● Stated task
Extract every line of the material that holds the string "document".

[Records contained in a dataset]
begin
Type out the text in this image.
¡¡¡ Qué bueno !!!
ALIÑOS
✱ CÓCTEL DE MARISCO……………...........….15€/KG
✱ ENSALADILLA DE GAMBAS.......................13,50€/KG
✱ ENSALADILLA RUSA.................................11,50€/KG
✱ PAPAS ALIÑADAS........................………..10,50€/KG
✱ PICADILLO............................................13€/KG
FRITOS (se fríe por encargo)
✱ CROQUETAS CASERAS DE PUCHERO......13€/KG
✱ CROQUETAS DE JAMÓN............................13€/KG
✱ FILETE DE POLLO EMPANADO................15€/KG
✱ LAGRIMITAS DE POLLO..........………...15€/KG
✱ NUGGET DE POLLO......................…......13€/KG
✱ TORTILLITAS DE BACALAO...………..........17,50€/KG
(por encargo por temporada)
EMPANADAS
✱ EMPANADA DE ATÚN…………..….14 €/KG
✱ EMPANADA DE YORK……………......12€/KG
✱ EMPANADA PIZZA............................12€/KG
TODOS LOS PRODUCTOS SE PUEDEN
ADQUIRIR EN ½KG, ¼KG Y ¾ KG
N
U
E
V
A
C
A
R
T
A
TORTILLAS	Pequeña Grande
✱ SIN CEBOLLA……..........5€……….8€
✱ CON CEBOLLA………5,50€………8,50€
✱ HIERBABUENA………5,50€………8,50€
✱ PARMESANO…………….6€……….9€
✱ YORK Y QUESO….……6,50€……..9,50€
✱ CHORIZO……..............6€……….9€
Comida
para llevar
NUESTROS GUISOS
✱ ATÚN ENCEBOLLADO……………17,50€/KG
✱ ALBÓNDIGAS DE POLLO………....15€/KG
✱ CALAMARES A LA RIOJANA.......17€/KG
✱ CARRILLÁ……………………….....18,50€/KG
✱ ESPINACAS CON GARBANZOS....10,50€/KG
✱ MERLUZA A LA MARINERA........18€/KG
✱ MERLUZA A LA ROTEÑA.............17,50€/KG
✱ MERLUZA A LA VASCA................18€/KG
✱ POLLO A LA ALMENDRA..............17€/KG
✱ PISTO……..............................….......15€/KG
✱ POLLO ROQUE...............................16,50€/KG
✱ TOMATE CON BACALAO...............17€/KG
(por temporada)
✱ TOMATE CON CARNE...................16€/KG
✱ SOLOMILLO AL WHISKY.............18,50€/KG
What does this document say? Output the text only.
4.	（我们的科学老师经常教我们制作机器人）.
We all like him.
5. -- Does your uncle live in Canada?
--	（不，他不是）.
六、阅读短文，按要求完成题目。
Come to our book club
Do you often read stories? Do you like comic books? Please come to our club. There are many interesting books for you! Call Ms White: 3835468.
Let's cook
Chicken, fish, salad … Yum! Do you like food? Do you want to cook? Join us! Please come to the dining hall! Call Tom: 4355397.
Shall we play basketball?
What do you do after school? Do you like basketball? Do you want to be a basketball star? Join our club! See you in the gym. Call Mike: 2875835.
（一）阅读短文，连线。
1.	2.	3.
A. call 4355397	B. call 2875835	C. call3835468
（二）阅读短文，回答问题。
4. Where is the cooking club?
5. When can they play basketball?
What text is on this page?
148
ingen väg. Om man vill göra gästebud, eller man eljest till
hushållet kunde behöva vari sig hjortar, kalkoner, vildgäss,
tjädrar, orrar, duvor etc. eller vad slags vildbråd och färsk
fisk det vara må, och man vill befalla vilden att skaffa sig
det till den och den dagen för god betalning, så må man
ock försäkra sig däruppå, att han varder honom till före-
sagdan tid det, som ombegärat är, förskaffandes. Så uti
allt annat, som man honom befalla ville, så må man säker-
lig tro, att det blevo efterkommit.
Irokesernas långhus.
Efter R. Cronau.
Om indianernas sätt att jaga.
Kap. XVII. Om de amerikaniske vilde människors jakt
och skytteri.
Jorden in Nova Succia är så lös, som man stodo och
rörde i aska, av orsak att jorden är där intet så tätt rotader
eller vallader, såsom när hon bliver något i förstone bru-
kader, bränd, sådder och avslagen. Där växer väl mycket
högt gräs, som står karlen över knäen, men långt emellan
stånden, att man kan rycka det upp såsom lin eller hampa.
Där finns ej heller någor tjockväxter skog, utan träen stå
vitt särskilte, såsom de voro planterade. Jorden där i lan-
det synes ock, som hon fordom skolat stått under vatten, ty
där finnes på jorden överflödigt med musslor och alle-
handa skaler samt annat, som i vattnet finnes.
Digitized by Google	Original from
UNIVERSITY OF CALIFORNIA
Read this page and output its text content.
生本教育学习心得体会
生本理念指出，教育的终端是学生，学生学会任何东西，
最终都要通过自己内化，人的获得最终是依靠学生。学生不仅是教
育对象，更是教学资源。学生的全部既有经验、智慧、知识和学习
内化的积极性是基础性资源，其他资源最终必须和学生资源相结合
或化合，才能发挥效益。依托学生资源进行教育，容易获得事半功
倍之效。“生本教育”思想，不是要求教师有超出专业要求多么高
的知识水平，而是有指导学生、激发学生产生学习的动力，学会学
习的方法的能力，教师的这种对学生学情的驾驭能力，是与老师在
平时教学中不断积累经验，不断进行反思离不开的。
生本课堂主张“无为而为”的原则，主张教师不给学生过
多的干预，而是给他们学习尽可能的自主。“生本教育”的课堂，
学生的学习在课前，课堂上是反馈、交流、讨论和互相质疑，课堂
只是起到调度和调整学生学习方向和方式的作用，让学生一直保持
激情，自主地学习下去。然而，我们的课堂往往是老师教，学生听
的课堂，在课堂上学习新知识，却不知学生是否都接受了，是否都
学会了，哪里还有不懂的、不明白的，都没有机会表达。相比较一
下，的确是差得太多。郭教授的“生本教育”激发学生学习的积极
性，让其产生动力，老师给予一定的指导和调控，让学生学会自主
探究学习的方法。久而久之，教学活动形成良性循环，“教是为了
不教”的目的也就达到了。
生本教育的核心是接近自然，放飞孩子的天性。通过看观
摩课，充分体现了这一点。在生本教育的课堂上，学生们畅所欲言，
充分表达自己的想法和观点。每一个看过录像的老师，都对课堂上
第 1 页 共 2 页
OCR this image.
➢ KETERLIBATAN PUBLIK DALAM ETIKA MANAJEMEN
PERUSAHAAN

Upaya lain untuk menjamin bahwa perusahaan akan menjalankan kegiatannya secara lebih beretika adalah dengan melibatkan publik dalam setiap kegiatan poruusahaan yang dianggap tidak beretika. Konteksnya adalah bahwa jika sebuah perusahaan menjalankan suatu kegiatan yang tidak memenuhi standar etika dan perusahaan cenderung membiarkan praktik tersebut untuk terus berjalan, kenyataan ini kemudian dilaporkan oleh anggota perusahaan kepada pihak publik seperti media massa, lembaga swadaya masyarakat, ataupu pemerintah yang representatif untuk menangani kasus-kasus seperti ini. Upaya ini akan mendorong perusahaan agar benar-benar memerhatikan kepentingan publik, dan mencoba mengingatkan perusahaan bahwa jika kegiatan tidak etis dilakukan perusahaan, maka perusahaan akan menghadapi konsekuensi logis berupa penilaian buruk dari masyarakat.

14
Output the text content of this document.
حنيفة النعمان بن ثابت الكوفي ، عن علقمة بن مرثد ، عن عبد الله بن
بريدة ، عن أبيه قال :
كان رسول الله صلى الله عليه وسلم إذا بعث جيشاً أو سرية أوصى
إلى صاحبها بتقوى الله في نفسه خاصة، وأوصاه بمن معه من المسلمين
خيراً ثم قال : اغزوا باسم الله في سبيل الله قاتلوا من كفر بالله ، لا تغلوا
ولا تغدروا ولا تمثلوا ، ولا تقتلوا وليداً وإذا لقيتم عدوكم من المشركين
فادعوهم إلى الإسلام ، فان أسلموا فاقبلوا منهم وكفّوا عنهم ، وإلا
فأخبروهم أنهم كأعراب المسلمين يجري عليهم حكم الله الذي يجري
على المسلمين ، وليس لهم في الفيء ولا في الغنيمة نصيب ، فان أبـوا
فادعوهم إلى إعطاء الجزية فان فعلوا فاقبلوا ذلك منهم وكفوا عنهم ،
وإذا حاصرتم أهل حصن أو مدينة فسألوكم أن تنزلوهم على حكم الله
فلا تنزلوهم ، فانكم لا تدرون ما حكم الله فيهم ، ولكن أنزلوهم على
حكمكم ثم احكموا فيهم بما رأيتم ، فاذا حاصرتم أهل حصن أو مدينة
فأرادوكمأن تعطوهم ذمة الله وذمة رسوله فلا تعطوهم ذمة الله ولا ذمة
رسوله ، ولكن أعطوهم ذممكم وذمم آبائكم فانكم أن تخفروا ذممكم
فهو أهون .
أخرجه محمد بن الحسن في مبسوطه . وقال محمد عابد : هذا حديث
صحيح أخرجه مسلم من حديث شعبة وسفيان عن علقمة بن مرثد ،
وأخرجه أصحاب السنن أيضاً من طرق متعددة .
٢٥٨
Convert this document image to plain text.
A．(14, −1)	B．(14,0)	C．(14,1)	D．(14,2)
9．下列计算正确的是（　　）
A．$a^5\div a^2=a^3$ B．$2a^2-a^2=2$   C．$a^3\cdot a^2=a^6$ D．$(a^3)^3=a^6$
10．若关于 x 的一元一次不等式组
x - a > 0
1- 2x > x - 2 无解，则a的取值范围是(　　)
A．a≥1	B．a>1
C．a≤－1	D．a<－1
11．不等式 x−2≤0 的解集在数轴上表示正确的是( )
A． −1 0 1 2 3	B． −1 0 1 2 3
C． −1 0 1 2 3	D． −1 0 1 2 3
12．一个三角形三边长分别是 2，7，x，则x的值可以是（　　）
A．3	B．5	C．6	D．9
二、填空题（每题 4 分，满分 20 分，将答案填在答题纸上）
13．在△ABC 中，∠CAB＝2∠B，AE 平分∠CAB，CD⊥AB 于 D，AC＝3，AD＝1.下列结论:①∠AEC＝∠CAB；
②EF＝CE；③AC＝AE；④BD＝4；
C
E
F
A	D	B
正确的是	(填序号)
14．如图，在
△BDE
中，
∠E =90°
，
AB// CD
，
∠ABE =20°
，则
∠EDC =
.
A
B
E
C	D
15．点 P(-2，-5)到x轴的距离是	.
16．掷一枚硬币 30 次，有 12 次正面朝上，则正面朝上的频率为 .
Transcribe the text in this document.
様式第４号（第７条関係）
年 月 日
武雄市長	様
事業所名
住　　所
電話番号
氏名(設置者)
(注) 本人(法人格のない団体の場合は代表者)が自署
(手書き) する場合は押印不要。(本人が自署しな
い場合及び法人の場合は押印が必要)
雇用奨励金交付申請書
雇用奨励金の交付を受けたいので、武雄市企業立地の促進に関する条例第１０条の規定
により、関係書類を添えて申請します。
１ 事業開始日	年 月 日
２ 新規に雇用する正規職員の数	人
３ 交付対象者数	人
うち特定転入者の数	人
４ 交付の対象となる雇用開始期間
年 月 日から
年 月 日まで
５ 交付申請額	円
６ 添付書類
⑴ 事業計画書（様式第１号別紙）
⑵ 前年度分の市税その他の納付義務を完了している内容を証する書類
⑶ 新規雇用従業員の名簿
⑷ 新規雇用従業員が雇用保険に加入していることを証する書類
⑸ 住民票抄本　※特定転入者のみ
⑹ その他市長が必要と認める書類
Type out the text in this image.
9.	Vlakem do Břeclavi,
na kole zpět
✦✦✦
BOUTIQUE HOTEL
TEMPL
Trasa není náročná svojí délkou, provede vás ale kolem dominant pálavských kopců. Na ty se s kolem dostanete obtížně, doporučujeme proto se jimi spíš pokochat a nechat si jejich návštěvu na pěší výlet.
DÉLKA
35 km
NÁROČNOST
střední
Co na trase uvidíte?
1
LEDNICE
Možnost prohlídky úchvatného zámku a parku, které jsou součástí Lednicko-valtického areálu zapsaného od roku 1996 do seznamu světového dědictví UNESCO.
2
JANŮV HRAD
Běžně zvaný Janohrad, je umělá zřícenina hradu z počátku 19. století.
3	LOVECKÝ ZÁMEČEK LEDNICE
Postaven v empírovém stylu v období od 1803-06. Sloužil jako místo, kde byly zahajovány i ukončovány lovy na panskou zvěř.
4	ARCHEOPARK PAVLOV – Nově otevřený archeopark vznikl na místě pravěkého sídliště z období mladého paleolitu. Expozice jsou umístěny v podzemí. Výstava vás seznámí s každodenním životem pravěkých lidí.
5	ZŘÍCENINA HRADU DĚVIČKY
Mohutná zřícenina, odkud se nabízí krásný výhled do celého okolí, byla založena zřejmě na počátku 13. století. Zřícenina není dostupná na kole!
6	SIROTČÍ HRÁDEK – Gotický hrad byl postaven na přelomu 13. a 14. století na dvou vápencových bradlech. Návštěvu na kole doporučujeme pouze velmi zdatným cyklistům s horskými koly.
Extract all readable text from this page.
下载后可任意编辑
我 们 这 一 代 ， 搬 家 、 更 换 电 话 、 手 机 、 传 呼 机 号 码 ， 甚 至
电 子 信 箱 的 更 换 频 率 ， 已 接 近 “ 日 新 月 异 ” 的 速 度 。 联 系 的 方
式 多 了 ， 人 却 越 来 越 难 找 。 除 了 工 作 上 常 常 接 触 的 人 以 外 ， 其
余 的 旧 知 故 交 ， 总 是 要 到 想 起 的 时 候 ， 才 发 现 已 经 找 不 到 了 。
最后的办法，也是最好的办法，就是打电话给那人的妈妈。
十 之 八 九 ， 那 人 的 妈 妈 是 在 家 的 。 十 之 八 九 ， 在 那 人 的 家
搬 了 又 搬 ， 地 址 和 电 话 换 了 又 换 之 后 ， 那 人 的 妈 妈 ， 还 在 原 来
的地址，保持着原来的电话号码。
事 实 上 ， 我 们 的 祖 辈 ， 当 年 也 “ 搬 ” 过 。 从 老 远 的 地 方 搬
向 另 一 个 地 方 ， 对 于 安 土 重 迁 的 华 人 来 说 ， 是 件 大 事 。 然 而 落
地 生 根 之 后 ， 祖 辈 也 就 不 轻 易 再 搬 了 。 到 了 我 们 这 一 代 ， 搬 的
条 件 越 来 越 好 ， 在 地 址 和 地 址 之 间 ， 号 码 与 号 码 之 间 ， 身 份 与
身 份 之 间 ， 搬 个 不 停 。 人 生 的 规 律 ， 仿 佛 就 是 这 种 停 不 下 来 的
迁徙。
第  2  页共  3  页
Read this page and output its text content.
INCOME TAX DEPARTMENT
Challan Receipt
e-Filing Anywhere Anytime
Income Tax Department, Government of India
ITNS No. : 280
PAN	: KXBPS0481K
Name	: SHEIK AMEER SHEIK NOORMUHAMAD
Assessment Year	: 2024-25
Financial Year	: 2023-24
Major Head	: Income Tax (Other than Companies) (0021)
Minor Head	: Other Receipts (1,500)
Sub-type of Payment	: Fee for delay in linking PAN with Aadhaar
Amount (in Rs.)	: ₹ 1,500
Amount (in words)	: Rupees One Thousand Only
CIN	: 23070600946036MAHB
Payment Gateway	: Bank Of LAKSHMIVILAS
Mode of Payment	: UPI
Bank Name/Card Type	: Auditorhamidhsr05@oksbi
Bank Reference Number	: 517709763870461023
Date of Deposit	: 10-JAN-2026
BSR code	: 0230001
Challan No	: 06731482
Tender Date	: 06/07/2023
end
● Result of the task
What does this document say? Output the text only.
Output the text content of this document.
Convert this document image to plain text.
Transcribe the text in this document.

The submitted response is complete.